REQUEST: Find the string "Ended" in the data, then copy every line where it is found.

GIVEN RECORDS:
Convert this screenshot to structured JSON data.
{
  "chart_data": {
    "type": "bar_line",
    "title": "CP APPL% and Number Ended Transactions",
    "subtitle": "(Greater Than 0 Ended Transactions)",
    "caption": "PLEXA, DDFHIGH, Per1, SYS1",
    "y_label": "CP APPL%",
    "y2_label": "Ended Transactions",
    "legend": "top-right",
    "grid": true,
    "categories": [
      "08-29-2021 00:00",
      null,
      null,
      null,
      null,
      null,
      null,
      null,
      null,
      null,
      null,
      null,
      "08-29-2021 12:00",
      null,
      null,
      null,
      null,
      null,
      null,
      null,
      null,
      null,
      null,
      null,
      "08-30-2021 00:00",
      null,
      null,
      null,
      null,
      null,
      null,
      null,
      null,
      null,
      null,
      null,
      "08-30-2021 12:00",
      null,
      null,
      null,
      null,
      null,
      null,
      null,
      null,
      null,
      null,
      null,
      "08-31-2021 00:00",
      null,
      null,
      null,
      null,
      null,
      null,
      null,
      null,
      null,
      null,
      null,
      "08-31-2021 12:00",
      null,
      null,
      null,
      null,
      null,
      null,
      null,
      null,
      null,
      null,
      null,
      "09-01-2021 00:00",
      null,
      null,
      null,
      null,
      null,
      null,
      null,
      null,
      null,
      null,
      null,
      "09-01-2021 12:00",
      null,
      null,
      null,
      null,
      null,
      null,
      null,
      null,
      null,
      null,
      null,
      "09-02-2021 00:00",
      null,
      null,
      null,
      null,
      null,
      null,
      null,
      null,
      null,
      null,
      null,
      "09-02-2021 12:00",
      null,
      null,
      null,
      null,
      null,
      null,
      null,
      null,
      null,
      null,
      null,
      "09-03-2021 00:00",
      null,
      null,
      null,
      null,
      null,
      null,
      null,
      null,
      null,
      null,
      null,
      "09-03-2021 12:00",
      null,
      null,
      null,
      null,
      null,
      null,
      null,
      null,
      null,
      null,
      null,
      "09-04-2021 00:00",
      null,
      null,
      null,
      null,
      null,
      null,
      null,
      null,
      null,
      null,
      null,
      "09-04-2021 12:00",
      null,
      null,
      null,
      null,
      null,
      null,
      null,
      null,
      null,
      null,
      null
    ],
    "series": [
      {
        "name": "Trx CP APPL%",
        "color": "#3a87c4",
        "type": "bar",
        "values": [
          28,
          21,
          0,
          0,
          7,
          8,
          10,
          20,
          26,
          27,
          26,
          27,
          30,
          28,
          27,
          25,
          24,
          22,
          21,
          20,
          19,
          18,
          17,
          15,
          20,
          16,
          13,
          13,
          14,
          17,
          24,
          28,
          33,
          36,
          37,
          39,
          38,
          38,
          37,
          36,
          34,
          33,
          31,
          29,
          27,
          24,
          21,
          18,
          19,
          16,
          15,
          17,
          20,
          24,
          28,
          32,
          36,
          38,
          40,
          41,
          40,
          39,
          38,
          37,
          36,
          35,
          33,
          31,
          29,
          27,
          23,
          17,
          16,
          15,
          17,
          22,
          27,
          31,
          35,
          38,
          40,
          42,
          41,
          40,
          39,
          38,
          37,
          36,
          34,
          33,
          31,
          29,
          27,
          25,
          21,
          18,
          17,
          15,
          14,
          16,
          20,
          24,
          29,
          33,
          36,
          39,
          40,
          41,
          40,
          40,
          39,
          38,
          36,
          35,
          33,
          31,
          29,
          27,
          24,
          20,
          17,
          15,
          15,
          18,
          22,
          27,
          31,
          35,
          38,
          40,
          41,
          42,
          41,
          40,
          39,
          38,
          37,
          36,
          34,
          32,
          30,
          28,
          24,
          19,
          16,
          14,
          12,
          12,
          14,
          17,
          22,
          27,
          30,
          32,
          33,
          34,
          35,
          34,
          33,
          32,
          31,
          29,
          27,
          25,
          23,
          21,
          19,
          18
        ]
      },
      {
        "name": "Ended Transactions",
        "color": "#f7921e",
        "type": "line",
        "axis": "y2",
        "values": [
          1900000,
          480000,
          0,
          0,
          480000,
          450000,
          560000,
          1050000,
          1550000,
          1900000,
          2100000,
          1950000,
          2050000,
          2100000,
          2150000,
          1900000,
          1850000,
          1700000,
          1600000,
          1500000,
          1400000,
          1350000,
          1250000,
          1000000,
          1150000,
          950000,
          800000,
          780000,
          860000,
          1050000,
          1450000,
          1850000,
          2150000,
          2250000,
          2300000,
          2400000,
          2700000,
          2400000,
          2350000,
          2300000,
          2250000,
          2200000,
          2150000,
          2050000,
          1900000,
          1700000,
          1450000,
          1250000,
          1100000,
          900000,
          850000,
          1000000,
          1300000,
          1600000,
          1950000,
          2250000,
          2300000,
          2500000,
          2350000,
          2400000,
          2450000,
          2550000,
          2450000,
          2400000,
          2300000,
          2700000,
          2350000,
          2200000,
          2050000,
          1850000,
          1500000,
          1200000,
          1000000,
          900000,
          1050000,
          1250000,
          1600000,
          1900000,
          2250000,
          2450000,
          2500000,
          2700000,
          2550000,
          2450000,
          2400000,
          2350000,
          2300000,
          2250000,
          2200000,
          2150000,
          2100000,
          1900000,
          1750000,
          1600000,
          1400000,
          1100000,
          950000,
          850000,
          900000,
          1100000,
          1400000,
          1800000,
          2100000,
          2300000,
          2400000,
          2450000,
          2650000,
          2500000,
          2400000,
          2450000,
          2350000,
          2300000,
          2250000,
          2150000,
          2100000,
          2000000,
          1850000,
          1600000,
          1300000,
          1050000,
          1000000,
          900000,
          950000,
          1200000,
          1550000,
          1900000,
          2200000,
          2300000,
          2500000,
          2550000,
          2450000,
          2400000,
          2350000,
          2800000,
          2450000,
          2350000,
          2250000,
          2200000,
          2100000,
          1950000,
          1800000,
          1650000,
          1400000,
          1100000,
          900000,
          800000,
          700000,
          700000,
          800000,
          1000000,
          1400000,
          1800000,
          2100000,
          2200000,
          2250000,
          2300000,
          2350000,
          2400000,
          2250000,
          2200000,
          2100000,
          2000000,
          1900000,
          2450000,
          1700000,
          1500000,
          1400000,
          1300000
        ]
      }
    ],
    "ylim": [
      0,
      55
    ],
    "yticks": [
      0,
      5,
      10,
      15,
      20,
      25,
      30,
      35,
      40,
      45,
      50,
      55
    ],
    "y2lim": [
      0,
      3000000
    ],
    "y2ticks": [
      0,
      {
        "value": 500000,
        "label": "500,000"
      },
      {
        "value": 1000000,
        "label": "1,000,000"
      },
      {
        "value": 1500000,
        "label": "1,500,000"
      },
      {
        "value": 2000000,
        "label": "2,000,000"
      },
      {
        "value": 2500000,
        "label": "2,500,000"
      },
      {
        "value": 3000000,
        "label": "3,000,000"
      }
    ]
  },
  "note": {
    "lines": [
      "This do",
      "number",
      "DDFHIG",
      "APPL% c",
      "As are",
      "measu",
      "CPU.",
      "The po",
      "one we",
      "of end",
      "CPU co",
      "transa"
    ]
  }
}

TASK OUTPUT:
    "title": "CP APPL% and Number Ended Transactions",
    "subtitle": "(Greater Than 0 Ended Transactions)",
    "y2_label": "Ended Transactions",
        "name": "Ended Transactions",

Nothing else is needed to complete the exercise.